= Given records =
--------------------------------------------------

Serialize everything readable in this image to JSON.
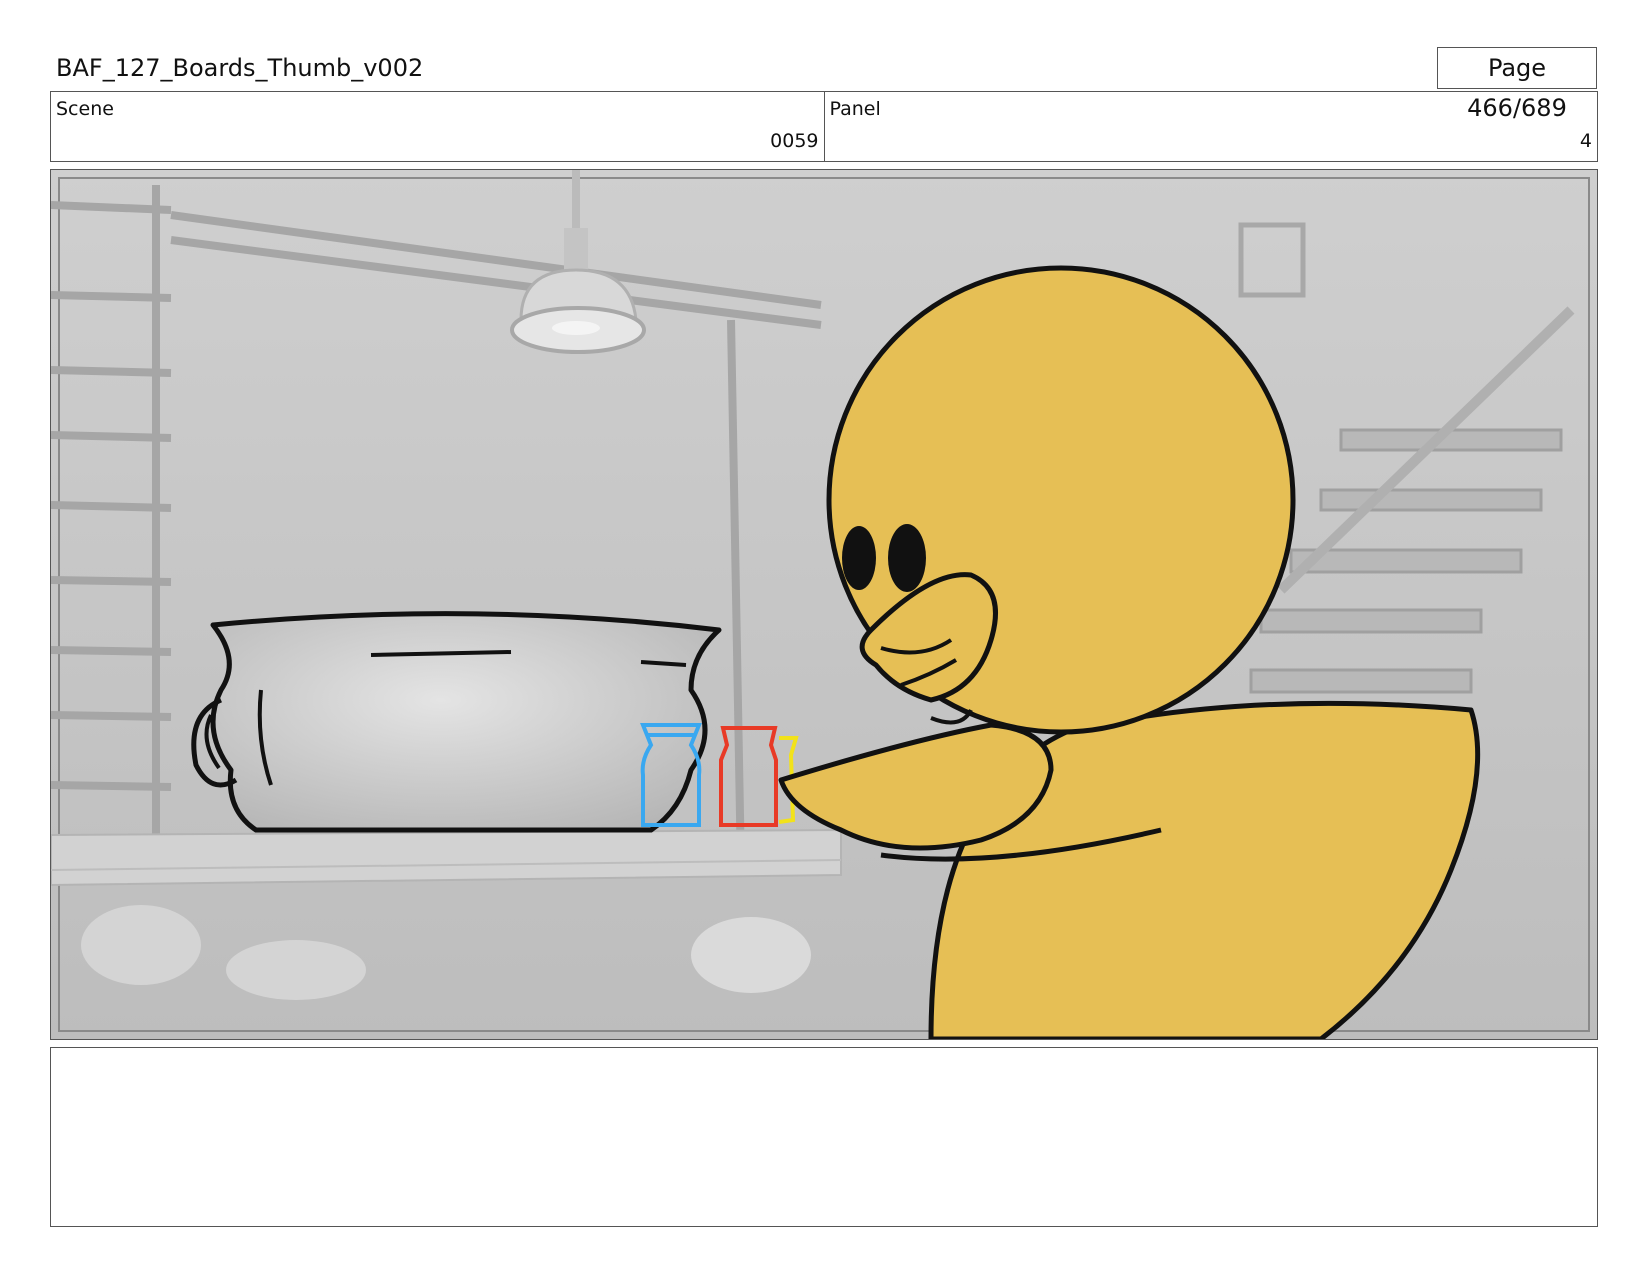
{
  "header": {
    "title": "BAF_127_Boards_Thumb_v002",
    "page": "Page 466/689"
  },
  "info": {
    "scene_label": "Scene",
    "scene_value": "0059",
    "panel_label": "Panel",
    "panel_value": "4"
  },
  "panel_image": {
    "icons": [
      "cooking-pot-icon",
      "blue-jar-icon",
      "red-jar-icon",
      "yellow-jar-icon",
      "duck-character-icon",
      "pendant-lamp-icon",
      "staircase-icon"
    ],
    "colors": {
      "background": "#c8c8c8",
      "duck": "#e6bf55",
      "jar_blue": "#3aa8f0",
      "jar_red": "#e83a26",
      "jar_yellow": "#f2e21a"
    }
  },
  "notes": {
    "text": ""
  }
}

--------------------------------------------------

= Work required =
Nothing in the entries above should change when they are printed again, except that the pictures are dropped.

= Solved problem =
Serialize everything readable in this image to JSON.
{
  "header": {
    "title": "BAF_127_Boards_Thumb_v002",
    "page": "Page 466/689"
  },
  "info": {
    "scene_label": "Scene",
    "scene_value": "0059",
    "panel_label": "Panel",
    "panel_value": "4"
  },
  "panel_image": {
    "icons": [
      "cooking-pot-icon",
      "blue-jar-icon",
      "red-jar-icon",
      "yellow-jar-icon",
      "duck-character-icon",
      "pendant-lamp-icon",
      "staircase-icon"
    ],
    "colors": {
      "background": "#c8c8c8",
      "duck": "#e6bf55",
      "jar_blue": "#3aa8f0",
      "jar_red": "#e83a26",
      "jar_yellow": "#f2e21a"
    }
  },
  "notes": {
    "text": ""
  }
}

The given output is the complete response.